▶ **Task description**: Write out each line from the data below that includes the word "they".

▶ **Records to process**:

★ ★ ★ ★

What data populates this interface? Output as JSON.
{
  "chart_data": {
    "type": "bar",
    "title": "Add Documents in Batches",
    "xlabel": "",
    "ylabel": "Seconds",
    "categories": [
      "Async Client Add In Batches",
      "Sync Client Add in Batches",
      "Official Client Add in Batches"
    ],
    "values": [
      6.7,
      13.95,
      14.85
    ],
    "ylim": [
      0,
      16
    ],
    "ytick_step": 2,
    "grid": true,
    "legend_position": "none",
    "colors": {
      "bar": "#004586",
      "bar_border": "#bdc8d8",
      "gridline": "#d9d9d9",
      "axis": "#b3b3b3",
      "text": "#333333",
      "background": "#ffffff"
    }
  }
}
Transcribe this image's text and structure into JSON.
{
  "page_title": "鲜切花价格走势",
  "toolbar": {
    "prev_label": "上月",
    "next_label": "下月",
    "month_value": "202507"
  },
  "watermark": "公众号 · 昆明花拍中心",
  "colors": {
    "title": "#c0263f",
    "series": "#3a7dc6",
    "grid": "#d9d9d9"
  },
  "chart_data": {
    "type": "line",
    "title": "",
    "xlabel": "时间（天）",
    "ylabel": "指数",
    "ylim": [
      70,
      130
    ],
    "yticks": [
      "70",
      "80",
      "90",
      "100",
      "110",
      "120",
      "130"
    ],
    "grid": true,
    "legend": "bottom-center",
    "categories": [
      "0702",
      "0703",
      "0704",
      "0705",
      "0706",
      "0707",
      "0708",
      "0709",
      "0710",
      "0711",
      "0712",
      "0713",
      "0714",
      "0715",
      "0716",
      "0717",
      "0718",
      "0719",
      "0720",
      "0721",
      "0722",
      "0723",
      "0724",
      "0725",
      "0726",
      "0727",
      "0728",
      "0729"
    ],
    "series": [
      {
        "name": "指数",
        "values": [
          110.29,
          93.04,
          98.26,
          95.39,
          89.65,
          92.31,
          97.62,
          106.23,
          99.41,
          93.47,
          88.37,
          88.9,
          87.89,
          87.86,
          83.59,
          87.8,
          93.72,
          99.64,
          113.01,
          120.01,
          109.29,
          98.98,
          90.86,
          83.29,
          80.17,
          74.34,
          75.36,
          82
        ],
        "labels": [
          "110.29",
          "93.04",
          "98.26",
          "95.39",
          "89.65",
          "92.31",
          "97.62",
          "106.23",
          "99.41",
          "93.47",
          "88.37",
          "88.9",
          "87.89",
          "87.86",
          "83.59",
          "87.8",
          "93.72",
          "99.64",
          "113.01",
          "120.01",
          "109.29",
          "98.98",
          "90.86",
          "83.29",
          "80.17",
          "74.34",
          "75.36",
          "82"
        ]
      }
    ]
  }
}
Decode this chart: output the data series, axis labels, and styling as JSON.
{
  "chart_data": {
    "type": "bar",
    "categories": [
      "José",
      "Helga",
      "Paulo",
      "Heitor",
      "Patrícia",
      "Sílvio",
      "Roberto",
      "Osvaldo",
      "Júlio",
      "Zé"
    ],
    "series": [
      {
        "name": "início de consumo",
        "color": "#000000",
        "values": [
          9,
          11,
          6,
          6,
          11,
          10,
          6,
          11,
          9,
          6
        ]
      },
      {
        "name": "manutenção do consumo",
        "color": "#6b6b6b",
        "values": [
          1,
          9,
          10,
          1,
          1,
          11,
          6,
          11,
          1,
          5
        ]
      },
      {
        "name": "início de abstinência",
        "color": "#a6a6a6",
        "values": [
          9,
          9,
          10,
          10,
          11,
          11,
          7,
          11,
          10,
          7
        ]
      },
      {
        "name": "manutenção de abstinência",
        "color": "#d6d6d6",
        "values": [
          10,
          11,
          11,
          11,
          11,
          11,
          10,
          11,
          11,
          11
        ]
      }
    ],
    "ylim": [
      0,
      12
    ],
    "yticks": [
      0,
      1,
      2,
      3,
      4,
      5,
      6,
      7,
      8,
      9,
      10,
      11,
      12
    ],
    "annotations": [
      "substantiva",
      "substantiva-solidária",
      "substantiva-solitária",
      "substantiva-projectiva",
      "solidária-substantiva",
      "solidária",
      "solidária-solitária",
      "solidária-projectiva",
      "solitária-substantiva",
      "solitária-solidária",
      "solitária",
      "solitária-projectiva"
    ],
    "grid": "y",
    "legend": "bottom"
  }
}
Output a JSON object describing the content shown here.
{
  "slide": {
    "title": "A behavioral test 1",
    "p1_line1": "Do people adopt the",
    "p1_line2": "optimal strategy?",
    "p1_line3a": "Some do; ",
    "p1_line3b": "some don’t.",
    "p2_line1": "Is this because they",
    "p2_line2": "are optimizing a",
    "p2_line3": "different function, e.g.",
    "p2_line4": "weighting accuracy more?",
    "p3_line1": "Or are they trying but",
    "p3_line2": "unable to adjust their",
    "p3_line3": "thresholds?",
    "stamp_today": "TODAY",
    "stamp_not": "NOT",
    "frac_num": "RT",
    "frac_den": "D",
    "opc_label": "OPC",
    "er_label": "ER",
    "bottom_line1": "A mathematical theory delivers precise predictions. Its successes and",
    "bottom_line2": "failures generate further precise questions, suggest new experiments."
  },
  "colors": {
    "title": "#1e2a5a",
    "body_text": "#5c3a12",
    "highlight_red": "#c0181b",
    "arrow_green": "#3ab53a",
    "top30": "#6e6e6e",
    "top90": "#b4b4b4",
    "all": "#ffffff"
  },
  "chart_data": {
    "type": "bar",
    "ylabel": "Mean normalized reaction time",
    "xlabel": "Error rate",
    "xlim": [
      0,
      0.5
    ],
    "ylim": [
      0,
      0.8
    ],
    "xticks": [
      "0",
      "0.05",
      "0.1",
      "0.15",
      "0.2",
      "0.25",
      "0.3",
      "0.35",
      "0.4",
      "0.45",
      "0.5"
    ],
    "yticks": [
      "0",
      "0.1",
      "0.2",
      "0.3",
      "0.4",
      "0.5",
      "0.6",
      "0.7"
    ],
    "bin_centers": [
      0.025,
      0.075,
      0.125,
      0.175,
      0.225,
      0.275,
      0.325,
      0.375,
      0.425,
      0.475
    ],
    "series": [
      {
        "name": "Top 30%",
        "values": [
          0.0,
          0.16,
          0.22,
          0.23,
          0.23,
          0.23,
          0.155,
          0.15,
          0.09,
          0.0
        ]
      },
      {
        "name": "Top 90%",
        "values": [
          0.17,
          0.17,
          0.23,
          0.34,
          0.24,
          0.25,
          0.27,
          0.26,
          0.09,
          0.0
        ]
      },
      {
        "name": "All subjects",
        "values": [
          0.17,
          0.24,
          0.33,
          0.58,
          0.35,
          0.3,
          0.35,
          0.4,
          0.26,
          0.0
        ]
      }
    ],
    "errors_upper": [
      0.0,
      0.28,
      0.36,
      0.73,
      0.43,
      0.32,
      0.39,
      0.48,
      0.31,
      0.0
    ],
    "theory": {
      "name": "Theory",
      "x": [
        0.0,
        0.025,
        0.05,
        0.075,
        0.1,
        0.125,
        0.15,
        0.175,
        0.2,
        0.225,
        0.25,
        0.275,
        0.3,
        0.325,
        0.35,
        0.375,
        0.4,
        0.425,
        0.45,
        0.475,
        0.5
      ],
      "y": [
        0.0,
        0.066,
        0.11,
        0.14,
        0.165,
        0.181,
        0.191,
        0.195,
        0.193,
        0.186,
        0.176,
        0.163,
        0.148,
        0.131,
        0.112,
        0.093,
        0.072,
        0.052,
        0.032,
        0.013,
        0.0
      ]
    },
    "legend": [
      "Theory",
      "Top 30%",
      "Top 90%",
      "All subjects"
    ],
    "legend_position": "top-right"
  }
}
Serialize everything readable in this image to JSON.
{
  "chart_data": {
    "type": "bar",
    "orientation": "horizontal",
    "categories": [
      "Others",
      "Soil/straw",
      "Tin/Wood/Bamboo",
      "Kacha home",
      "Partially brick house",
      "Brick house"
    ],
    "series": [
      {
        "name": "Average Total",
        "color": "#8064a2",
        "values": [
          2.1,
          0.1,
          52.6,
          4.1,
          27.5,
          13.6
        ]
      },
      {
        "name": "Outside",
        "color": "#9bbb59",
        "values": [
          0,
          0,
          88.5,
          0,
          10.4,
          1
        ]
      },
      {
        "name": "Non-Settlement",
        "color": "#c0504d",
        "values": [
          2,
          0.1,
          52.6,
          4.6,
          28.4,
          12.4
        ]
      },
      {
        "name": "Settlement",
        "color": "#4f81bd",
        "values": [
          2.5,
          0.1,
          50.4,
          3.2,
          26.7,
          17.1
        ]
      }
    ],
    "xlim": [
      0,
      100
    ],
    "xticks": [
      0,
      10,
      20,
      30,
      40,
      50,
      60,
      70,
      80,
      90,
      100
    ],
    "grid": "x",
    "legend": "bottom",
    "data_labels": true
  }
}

★ ★ ★ ★

▶ **Exercise result**:
    "p2_line1": "Is this because they",
    "p3_line1": "Or are they trying but",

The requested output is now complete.